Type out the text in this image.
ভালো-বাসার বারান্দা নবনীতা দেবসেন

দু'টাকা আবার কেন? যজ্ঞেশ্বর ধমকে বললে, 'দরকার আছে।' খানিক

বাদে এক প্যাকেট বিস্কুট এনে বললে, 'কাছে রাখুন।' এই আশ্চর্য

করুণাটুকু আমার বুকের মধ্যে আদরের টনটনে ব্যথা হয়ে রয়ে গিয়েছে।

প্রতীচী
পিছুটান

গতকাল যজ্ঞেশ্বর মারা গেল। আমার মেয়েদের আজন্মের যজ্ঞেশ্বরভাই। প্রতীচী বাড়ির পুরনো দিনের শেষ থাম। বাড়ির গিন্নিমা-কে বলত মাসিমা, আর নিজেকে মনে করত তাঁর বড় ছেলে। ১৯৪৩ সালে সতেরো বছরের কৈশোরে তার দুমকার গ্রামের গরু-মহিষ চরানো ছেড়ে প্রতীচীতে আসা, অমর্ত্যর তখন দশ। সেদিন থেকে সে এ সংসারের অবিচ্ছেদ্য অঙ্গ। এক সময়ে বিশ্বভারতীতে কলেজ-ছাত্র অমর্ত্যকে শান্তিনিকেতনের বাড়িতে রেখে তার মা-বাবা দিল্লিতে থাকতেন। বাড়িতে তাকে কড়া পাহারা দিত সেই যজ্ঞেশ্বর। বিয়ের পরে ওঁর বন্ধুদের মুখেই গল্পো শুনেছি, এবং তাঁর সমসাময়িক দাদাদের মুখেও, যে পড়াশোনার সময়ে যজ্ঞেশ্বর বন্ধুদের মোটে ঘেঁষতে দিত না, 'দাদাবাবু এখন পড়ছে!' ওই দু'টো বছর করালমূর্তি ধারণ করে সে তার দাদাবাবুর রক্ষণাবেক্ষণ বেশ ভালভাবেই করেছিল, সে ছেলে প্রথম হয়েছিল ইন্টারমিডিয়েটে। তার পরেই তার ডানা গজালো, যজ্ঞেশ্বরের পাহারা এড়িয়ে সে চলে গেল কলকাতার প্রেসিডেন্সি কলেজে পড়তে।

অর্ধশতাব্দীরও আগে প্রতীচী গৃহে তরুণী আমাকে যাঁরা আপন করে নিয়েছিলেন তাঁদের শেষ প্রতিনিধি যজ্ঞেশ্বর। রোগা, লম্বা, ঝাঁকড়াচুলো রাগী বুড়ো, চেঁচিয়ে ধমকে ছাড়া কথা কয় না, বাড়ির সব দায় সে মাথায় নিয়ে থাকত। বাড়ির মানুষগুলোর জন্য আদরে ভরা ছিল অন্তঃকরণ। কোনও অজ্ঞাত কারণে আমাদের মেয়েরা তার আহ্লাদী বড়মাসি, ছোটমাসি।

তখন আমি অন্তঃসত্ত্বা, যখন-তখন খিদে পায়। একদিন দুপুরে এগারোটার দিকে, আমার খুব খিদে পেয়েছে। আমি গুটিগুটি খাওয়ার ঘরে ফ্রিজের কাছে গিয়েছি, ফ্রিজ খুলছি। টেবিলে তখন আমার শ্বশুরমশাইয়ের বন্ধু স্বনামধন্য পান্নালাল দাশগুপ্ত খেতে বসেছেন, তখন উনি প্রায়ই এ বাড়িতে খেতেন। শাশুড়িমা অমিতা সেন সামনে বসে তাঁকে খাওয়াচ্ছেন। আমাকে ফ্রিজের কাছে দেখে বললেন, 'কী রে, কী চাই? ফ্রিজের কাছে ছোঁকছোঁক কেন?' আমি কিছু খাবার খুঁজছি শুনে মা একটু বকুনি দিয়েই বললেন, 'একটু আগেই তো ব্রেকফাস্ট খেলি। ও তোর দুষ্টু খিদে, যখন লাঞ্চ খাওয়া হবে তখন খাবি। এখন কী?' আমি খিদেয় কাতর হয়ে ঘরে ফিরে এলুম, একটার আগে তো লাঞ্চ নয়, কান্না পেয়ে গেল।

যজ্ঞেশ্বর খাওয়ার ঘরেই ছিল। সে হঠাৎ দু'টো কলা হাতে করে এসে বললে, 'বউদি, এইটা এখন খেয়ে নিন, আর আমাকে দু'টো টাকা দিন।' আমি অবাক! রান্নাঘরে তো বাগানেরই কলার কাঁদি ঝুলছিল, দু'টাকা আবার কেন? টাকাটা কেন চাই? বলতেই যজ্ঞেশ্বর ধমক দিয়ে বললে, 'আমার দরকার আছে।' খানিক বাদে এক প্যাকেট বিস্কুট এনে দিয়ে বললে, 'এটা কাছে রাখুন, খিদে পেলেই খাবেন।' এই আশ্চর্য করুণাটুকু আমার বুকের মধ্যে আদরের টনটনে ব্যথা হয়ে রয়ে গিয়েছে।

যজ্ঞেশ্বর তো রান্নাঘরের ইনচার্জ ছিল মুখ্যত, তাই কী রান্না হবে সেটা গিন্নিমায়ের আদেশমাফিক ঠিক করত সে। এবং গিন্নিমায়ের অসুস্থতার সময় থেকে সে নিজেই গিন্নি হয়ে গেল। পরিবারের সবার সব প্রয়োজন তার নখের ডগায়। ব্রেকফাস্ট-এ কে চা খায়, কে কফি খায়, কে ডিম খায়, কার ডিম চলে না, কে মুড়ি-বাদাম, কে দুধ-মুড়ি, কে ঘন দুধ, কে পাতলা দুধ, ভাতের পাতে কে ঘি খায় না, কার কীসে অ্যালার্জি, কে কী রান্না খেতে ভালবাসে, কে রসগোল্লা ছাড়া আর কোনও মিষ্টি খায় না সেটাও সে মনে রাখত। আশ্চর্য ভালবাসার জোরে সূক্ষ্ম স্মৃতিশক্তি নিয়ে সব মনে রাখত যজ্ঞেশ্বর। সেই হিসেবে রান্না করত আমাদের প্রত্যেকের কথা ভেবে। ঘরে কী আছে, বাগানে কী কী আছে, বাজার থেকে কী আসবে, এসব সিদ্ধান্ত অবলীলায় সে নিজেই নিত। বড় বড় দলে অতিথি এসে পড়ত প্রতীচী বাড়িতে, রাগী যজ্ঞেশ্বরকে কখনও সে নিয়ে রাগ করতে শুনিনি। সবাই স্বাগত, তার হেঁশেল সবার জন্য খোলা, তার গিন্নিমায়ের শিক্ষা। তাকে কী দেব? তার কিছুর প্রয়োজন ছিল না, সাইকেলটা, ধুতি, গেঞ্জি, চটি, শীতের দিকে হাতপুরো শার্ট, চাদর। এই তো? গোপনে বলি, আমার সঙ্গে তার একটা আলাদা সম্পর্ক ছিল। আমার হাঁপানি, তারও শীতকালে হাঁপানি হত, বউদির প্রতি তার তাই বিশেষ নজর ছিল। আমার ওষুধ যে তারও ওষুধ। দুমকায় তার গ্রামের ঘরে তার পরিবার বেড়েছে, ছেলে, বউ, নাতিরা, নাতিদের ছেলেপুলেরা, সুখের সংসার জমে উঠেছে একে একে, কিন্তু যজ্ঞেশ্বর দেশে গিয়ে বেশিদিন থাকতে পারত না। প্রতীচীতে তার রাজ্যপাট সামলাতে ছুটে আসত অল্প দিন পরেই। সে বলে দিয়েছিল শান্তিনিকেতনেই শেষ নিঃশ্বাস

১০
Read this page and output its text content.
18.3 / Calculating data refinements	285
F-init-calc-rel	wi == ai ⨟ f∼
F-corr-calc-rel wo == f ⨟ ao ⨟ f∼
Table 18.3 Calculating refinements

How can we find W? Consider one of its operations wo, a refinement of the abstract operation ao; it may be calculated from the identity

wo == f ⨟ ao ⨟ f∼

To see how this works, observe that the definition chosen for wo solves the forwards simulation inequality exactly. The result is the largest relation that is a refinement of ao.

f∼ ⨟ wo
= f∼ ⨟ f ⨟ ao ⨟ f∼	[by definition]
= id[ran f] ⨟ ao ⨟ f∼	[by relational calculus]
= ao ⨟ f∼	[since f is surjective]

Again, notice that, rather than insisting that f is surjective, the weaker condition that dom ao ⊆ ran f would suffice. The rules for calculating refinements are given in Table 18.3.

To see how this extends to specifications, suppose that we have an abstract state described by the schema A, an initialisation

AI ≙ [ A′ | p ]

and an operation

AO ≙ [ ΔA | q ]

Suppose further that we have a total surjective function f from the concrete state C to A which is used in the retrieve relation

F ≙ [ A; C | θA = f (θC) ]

PROMPT.
Read the entries and pick out all lines that include the word "state".

COMPLETE RESPONSE.
To see how this extends to specifications, suppose that we have an abstract state described by the schema A, an initialisation
Suppose further that we have a total surjective function f from the concrete state C to A which is used in the retrieve relation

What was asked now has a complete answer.